Problem to solve - Look below. Copy each line that has "销售任务单" in it.

-*-

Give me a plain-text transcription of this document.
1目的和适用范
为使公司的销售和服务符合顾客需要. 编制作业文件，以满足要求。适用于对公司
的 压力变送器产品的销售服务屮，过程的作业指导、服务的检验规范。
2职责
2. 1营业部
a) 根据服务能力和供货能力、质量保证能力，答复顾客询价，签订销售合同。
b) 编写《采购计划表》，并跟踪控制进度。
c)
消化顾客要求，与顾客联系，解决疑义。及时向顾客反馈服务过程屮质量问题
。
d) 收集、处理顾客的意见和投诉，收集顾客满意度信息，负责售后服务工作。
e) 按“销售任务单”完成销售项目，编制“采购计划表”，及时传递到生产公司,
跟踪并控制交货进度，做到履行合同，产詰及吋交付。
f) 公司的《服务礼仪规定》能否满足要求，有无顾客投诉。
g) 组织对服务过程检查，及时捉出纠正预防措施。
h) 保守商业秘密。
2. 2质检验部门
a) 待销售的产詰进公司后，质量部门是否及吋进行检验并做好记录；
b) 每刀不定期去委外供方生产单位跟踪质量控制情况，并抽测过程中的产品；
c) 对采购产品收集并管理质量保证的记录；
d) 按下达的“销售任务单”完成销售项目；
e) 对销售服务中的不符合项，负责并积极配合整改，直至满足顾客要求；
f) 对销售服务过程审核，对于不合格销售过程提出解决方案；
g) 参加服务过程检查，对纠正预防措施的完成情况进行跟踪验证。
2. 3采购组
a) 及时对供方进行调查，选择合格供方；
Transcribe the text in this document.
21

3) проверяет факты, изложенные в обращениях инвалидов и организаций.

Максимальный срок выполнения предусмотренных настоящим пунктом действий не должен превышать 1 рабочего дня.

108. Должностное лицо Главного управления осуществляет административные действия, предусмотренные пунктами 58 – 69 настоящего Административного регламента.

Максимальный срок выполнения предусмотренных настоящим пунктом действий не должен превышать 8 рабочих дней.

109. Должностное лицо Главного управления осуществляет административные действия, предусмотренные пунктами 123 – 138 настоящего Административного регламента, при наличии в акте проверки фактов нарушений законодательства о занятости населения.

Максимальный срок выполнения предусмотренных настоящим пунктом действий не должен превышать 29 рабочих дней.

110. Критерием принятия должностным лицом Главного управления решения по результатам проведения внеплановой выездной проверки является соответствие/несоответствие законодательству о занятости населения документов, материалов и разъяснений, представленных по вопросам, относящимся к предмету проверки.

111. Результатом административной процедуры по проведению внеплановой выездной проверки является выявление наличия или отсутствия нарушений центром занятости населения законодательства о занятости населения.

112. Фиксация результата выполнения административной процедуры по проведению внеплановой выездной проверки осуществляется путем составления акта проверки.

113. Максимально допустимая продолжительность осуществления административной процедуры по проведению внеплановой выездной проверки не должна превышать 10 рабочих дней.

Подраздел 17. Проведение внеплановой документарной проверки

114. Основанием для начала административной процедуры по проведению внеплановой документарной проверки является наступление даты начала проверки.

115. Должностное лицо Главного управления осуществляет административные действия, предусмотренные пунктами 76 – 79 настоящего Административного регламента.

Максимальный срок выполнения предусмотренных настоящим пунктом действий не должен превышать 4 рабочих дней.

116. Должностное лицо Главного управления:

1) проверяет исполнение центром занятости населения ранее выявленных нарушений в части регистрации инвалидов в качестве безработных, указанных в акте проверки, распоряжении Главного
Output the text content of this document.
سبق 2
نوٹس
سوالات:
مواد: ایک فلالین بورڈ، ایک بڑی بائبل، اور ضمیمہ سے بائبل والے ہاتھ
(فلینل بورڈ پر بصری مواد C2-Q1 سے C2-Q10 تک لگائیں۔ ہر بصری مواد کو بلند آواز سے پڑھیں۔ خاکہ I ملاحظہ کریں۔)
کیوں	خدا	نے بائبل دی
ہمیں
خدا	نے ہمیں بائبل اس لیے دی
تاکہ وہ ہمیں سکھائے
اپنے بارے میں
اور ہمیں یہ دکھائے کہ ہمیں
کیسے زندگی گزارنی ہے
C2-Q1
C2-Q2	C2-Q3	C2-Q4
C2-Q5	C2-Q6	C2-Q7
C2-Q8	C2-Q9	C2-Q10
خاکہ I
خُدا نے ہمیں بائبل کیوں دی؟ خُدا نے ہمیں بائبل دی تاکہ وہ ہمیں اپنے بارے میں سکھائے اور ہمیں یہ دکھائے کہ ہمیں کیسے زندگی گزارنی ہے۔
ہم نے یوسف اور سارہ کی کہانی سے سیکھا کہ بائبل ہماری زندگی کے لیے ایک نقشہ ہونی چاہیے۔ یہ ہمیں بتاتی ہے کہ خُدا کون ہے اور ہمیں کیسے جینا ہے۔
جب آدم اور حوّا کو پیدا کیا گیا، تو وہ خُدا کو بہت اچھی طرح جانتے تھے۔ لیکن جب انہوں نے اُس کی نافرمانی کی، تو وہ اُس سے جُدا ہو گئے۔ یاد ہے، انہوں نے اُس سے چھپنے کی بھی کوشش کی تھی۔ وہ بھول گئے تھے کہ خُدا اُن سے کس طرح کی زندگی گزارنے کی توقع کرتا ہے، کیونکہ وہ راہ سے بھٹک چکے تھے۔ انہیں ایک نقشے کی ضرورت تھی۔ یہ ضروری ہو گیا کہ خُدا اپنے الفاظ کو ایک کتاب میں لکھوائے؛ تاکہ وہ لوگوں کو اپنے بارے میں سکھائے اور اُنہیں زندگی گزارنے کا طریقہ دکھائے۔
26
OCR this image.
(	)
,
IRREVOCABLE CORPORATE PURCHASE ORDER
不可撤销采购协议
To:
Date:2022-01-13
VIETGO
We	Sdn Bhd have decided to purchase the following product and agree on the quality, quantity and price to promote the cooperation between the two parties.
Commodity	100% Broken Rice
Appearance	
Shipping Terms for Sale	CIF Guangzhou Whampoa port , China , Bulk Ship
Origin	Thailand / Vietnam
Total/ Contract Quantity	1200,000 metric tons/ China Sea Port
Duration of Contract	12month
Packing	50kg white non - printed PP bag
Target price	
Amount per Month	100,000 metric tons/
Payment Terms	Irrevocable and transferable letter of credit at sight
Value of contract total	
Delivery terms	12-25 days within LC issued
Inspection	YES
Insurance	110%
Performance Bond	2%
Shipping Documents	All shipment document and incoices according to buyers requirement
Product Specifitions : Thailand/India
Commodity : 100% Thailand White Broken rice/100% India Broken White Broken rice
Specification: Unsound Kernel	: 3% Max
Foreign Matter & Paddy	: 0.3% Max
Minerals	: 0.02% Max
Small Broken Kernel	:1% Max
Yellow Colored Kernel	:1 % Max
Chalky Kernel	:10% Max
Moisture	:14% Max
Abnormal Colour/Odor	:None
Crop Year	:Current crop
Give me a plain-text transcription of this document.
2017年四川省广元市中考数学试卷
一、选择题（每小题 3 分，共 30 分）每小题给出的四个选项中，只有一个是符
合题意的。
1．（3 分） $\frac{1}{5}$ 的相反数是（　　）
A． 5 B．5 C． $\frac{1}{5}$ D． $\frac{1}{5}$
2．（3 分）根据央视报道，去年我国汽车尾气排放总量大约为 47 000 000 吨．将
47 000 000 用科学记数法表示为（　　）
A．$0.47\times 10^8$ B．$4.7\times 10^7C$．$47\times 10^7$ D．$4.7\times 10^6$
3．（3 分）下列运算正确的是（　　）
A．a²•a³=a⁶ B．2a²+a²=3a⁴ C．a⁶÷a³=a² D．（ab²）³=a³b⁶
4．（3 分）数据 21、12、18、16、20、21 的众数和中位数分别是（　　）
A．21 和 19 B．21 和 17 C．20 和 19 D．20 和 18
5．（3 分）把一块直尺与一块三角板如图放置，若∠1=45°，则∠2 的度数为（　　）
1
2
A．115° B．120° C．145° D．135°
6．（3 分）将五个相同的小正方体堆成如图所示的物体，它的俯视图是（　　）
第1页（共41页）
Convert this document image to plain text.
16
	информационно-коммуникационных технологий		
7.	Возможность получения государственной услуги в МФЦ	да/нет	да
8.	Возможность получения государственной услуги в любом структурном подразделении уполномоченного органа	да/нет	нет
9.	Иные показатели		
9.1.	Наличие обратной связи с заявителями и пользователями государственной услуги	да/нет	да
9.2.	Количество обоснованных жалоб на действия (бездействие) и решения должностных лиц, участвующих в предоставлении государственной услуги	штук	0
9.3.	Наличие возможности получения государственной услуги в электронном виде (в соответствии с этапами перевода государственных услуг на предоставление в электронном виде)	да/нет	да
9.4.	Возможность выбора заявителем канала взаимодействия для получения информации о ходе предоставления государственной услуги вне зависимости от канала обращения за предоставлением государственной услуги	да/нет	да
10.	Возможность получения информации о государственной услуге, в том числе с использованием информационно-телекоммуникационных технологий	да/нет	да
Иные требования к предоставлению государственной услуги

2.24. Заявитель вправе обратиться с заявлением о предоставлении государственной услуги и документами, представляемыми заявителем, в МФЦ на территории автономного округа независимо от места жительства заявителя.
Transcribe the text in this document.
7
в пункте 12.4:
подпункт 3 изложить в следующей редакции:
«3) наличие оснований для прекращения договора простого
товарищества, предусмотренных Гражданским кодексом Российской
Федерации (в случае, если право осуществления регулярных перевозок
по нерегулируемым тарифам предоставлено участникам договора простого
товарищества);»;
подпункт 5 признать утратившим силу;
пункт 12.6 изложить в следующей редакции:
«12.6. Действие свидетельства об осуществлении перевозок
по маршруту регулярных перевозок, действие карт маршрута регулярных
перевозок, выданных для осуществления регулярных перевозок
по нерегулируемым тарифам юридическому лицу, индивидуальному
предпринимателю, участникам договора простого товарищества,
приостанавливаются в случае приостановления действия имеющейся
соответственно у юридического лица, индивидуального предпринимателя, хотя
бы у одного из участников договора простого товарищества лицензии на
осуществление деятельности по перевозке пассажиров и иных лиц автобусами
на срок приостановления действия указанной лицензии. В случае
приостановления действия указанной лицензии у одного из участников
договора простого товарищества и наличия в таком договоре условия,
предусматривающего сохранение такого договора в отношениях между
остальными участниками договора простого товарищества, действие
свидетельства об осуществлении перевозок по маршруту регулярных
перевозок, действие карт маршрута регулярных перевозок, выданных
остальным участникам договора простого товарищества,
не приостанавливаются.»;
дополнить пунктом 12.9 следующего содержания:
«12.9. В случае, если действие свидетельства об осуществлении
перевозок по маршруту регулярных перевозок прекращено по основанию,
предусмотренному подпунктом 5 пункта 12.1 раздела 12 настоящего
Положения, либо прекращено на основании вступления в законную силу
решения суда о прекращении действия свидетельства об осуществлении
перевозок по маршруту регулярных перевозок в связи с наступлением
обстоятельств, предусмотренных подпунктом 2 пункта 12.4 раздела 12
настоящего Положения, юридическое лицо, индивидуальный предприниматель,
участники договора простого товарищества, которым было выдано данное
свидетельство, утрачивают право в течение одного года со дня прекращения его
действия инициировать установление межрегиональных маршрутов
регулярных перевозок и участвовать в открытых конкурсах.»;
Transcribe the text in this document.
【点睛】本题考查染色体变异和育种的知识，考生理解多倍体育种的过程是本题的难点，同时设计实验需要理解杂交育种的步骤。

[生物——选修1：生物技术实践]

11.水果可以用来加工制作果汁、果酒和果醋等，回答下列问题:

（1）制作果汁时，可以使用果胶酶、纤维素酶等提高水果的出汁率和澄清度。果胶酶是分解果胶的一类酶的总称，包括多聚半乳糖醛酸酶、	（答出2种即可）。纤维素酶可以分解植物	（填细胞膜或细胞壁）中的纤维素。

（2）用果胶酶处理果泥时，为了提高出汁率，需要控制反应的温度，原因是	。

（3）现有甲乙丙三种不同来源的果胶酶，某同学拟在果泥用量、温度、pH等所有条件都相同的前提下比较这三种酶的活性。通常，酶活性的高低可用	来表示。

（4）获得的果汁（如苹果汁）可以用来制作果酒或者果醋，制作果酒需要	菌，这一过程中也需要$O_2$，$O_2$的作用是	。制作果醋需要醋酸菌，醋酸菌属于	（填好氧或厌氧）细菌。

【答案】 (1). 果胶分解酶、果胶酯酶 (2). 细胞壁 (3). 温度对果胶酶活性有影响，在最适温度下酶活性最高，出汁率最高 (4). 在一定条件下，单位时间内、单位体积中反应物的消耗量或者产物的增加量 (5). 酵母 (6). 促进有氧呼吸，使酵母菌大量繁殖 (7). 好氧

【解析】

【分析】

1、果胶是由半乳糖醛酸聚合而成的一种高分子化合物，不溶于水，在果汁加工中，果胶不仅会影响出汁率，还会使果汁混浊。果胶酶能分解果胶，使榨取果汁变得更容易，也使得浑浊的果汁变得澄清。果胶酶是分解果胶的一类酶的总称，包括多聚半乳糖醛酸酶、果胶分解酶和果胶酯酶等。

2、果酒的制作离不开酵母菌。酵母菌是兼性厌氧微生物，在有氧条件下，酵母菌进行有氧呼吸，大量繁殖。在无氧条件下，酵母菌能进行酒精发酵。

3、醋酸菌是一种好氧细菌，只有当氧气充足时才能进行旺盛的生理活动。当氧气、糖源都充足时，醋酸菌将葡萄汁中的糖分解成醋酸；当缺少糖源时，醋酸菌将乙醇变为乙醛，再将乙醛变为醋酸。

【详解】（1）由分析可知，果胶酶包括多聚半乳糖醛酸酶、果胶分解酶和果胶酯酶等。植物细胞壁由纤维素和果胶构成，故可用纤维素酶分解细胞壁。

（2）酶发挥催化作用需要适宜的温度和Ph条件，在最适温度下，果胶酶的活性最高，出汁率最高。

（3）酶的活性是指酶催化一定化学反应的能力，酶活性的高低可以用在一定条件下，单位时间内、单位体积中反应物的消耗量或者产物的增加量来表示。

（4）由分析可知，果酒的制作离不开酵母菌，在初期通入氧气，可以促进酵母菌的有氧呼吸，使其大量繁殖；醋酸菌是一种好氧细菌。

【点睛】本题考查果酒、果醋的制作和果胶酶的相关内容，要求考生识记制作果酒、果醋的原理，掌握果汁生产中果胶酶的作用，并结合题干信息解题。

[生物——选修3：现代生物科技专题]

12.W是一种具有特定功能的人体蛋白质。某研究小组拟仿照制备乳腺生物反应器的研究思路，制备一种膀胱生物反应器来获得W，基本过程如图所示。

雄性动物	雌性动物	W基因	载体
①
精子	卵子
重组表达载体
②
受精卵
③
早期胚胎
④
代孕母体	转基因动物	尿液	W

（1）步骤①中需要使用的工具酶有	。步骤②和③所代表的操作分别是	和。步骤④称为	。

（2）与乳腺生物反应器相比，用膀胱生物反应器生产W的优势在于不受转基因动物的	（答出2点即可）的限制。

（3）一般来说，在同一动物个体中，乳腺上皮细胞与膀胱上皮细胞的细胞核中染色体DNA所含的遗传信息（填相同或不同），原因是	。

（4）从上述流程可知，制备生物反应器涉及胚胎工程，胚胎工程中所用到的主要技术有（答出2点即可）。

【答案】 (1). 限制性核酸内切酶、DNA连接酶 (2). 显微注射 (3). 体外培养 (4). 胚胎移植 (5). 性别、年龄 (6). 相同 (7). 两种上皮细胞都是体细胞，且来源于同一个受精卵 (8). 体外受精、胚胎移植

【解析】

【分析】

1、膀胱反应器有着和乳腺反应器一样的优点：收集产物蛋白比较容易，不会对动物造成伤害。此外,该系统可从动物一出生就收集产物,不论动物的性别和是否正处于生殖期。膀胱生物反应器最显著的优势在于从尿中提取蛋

-*-

Exercise solution -
e) 按“销售任务单”完成销售项目，编制“采购计划表”，及时传递到生产公司,
d) 按下达的“销售任务单”完成销售项目；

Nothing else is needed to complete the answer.